How many lines in the listing below include the word "What"? Reply with the count alone.

+++++

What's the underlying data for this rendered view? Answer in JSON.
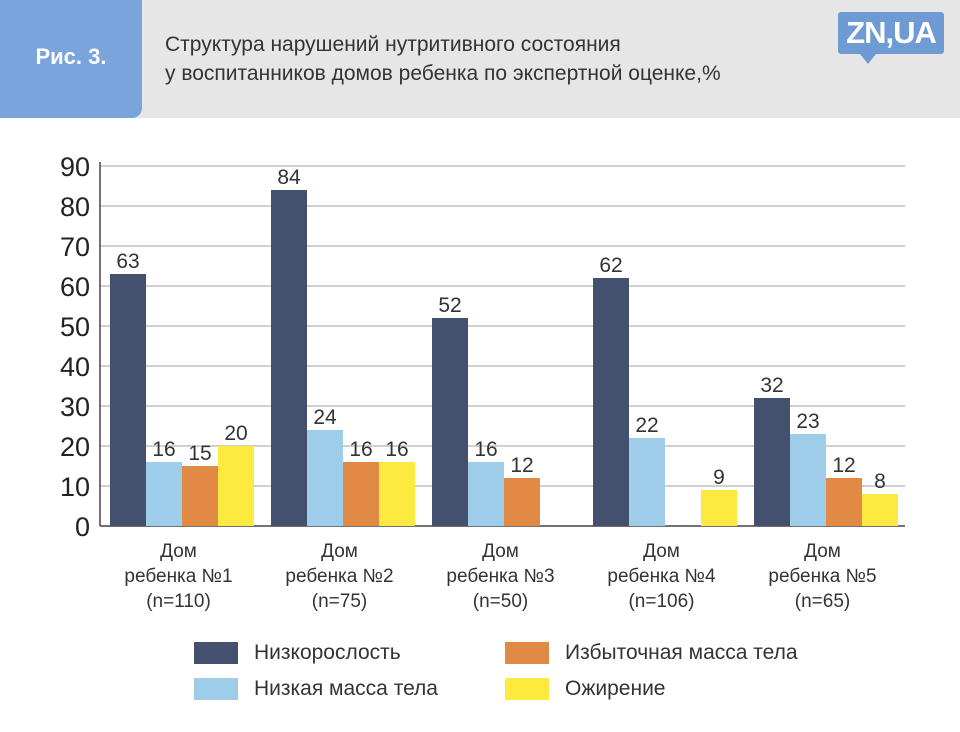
{
  "header": {
    "figure_label": "Рис. 3.",
    "title_line1": "Структура нарушений нутритивного состояния",
    "title_line2": "у воспитанников домов ребенка по экспертной оценке,%",
    "logo_text": "ZN,UA"
  },
  "chart_data": {
    "type": "bar",
    "title": "Структура нарушений нутритивного состояния у воспитанников домов ребенка по экспертной оценке,%",
    "categories": [
      [
        "Дом",
        "ребенка №1",
        "(n=110)"
      ],
      [
        "Дом",
        "ребенка №2",
        "(n=75)"
      ],
      [
        "Дом",
        "ребенка №3",
        "(n=50)"
      ],
      [
        "Дом",
        "ребенка №4",
        "(n=106)"
      ],
      [
        "Дом",
        "ребенка №5",
        "(n=65)"
      ]
    ],
    "series": [
      {
        "name": "Низкорослость",
        "color": "#43506e",
        "values": [
          63,
          84,
          52,
          62,
          32
        ]
      },
      {
        "name": "Низкая масса тела",
        "color": "#9ecde9",
        "values": [
          16,
          24,
          16,
          22,
          23
        ]
      },
      {
        "name": "Избыточная масса тела",
        "color": "#e08a45",
        "values": [
          15,
          16,
          12,
          null,
          12
        ]
      },
      {
        "name": "Ожирение",
        "color": "#fdea3f",
        "values": [
          20,
          16,
          null,
          9,
          8
        ]
      }
    ],
    "ylim": [
      0,
      90
    ],
    "yticks": [
      0,
      10,
      20,
      30,
      40,
      50,
      60,
      70,
      80,
      90
    ],
    "grid": true,
    "legend_position": "bottom",
    "xlabel": "",
    "ylabel": ""
  }
}
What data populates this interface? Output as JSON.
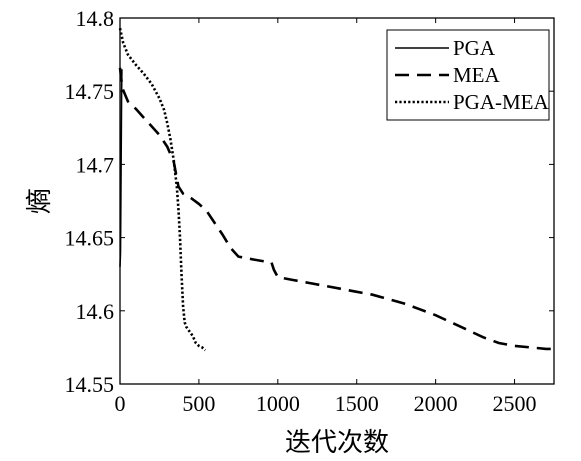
{
  "chart_data": {
    "type": "line",
    "title": "",
    "xlabel": "迭代次数",
    "ylabel": "熵",
    "xlim": [
      0,
      2750
    ],
    "ylim": [
      14.55,
      14.8
    ],
    "xticks": [
      0,
      500,
      1000,
      1500,
      2000,
      2500
    ],
    "xtick_labels": [
      "0",
      "500",
      "1000",
      "1500",
      "2000",
      "2500"
    ],
    "yticks": [
      14.55,
      14.6,
      14.65,
      14.7,
      14.75,
      14.8
    ],
    "ytick_labels": [
      "14.55",
      "14.6",
      "14.65",
      "14.7",
      "14.75",
      "14.8"
    ],
    "grid": false,
    "legend_position": "top-right",
    "series": [
      {
        "name": "PGA",
        "style": "solid",
        "color": "#000000",
        "x": [
          0,
          3,
          6,
          8,
          10,
          12
        ],
        "y": [
          14.63,
          14.64,
          14.68,
          14.72,
          14.75,
          14.765
        ]
      },
      {
        "name": "MEA",
        "style": "dashed",
        "color": "#000000",
        "x": [
          0,
          15,
          50,
          100,
          150,
          200,
          250,
          300,
          340,
          370,
          400,
          450,
          500,
          550,
          600,
          650,
          700,
          750,
          800,
          850,
          900,
          960,
          975,
          1000,
          1100,
          1200,
          1300,
          1400,
          1500,
          1600,
          1700,
          1800,
          1900,
          2000,
          2100,
          2200,
          2300,
          2400,
          2500,
          2600,
          2700,
          2750
        ],
        "y": [
          14.766,
          14.752,
          14.743,
          14.738,
          14.732,
          14.726,
          14.72,
          14.712,
          14.702,
          14.685,
          14.68,
          14.677,
          14.673,
          14.668,
          14.66,
          14.652,
          14.643,
          14.637,
          14.636,
          14.635,
          14.634,
          14.633,
          14.628,
          14.623,
          14.621,
          14.619,
          14.617,
          14.615,
          14.613,
          14.611,
          14.608,
          14.605,
          14.601,
          14.597,
          14.592,
          14.587,
          14.582,
          14.578,
          14.576,
          14.575,
          14.574,
          14.574
        ]
      },
      {
        "name": "PGA-MEA",
        "style": "dotted",
        "color": "#000000",
        "x": [
          0,
          20,
          50,
          100,
          150,
          200,
          250,
          280,
          300,
          320,
          340,
          360,
          370,
          380,
          390,
          400,
          410,
          420,
          440,
          460,
          480,
          500,
          520,
          540
        ],
        "y": [
          14.793,
          14.783,
          14.775,
          14.768,
          14.762,
          14.755,
          14.745,
          14.737,
          14.728,
          14.717,
          14.703,
          14.685,
          14.67,
          14.65,
          14.625,
          14.603,
          14.592,
          14.589,
          14.586,
          14.583,
          14.578,
          14.576,
          14.575,
          14.573
        ]
      }
    ]
  }
}
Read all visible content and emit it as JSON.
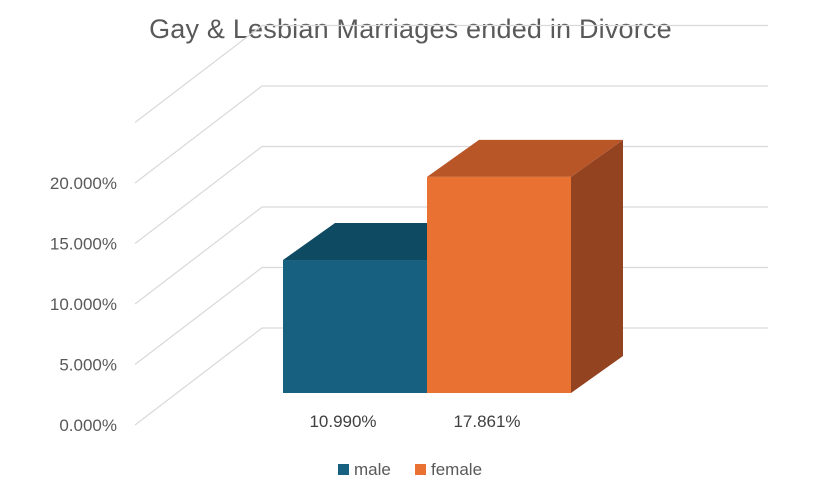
{
  "chart_data": {
    "type": "bar",
    "title": "Gay & Lesbian Marriages ended in Divorce",
    "categories": [
      "male",
      "female"
    ],
    "values": [
      10.99,
      17.861
    ],
    "data_labels": [
      "10.990%",
      "17.861%"
    ],
    "y_ticks": [
      "0.000%",
      "5.000%",
      "10.000%",
      "15.000%",
      "20.000%"
    ],
    "ylim": [
      0,
      20
    ],
    "grid": true,
    "three_d": true,
    "legend_position": "bottom",
    "legend": [
      "male",
      "female"
    ],
    "colors": {
      "male": "#17607f",
      "male_top": "#0f4a63",
      "female": "#e97132",
      "female_top": "#b85628",
      "female_side": "#944321"
    }
  }
}
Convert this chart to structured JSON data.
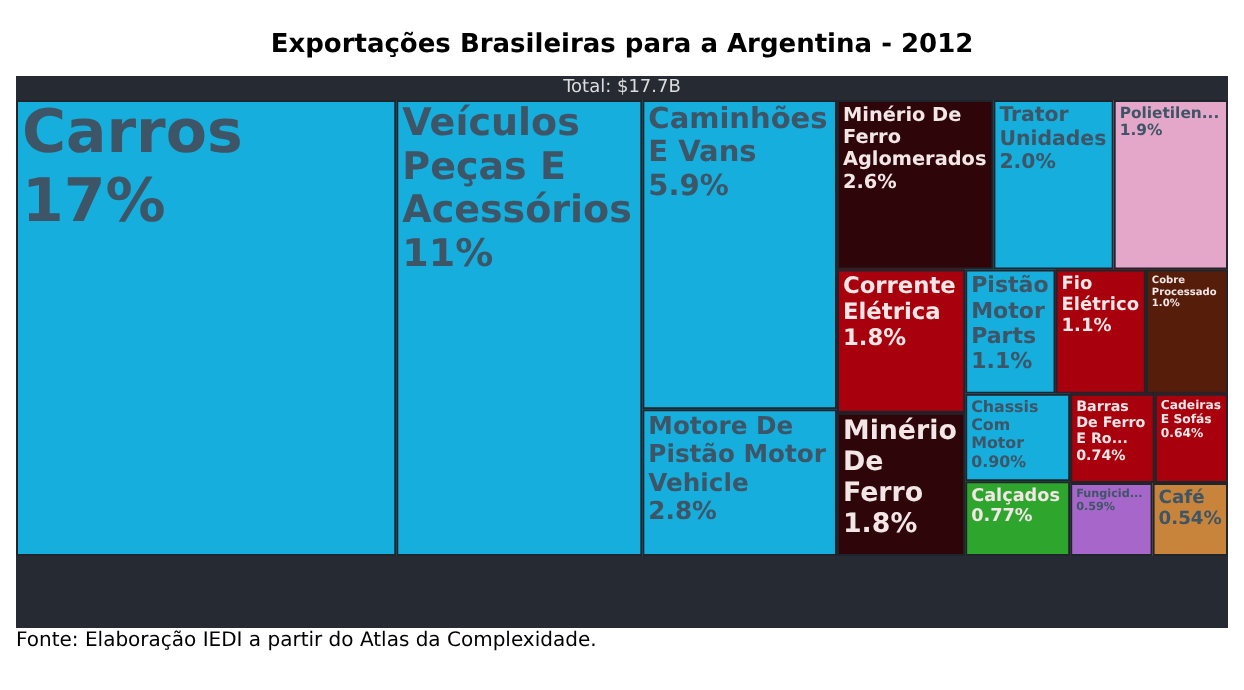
{
  "chart_data": {
    "type": "other",
    "title": "Exportações Brasileiras para a Argentina - 2012",
    "categories": [
      "Carros",
      "Veículos Peças E Acessórios",
      "Caminhões E Vans",
      "Motore De Pistão Motor Vehicle",
      "Minério De Ferro Aglomerados",
      "Trator Unidades",
      "Polietilen...",
      "Corrente Elétrica",
      "Minério De Ferro",
      "Pistão Motor Parts",
      "Fio Elétrico",
      "Cobre Processado",
      "Chassis Com Motor",
      "Calçados",
      "Barras De Ferro E Ro...",
      "Cadeiras E Sofás",
      "Fungicid...",
      "Café"
    ],
    "values": [
      17,
      11,
      5.9,
      2.8,
      2.6,
      2.0,
      1.9,
      1.8,
      1.8,
      1.1,
      1.1,
      1.0,
      0.9,
      0.77,
      0.74,
      0.64,
      0.59,
      0.54
    ],
    "value_labels": [
      "17%",
      "11%",
      "5.9%",
      "2.8%",
      "2.6%",
      "2.0%",
      "1.9%",
      "1.8%",
      "1.8%",
      "1.1%",
      "1.1%",
      "1.0%",
      "0.90%",
      "0.77%",
      "0.74%",
      "0.64%",
      "0.59%",
      "0.54%"
    ],
    "colors": [
      "#16aedd",
      "#16aedd",
      "#16aedd",
      "#16aedd",
      "#2e0508",
      "#16aedd",
      "#e4a7c9",
      "#a8000c",
      "#2e0508",
      "#16aedd",
      "#a8000c",
      "#571d0b",
      "#16aedd",
      "#2ea62e",
      "#a8000c",
      "#a8000c",
      "#a766c9",
      "#c8843a"
    ],
    "annotations": [
      "Total: $17.7B",
      "Fonte: Elaboração IEDI a partir do Atlas da Complexidade."
    ]
  }
}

+++++

RESPONSE – 2